— begin —

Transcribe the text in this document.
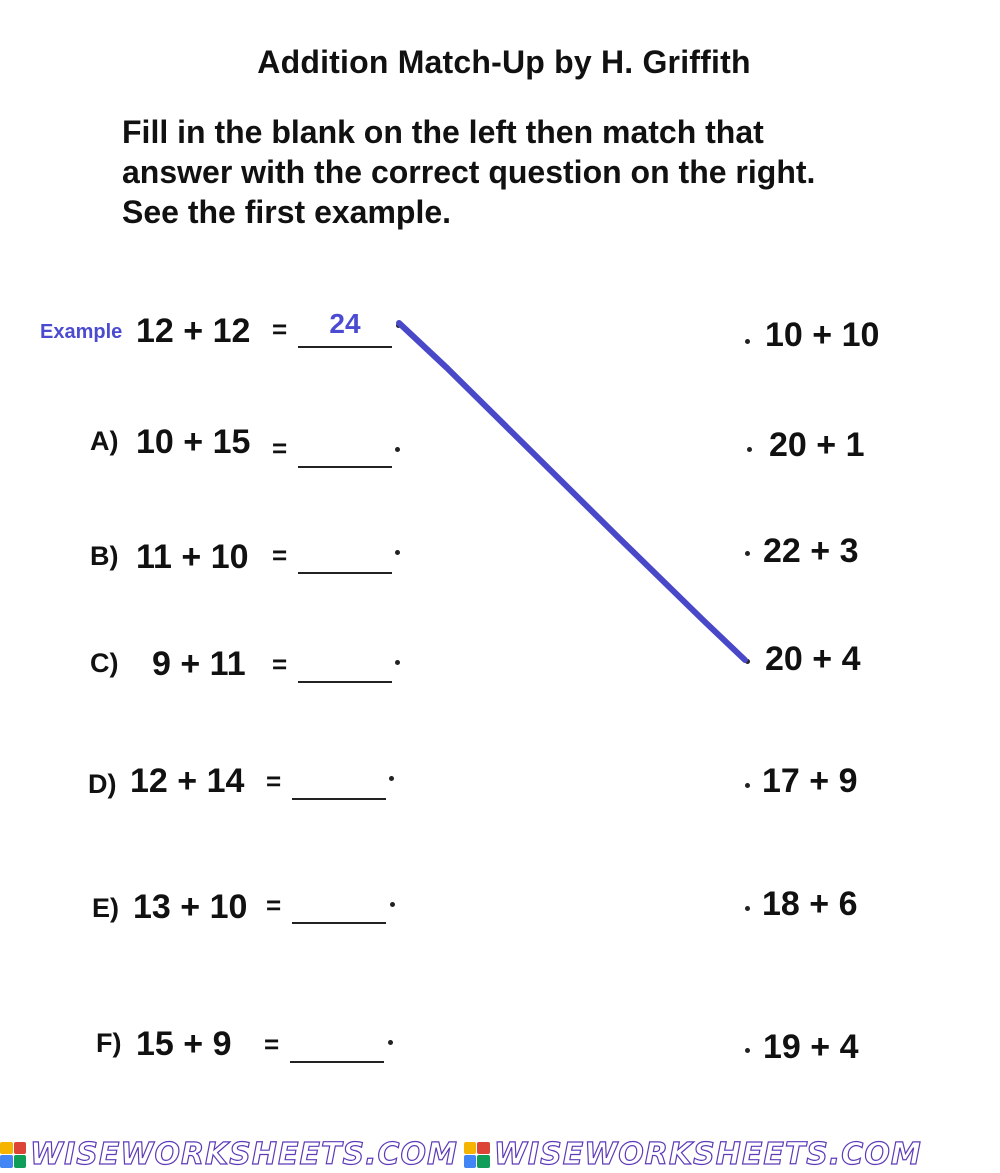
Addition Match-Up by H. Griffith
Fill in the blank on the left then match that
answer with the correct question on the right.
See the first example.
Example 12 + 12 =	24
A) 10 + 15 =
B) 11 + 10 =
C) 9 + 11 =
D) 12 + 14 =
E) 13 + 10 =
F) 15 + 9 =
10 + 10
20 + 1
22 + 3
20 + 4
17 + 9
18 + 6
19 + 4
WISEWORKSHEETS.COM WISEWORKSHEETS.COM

— end —
— begin —

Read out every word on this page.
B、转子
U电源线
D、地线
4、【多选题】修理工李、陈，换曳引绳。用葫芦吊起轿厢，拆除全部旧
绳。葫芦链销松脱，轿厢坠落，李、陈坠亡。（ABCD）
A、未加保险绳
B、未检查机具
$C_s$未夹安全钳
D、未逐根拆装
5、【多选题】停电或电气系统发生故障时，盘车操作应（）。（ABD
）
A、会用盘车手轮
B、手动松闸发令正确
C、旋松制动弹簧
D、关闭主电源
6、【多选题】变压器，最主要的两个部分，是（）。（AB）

— end —

### WORK TO COMPLETE
Lines holding the word "this" in the entries above are the ones to pull out. Copy them all.

### RESPONSE BELOW
Transcribe the text in this document.
Read out every word on this page.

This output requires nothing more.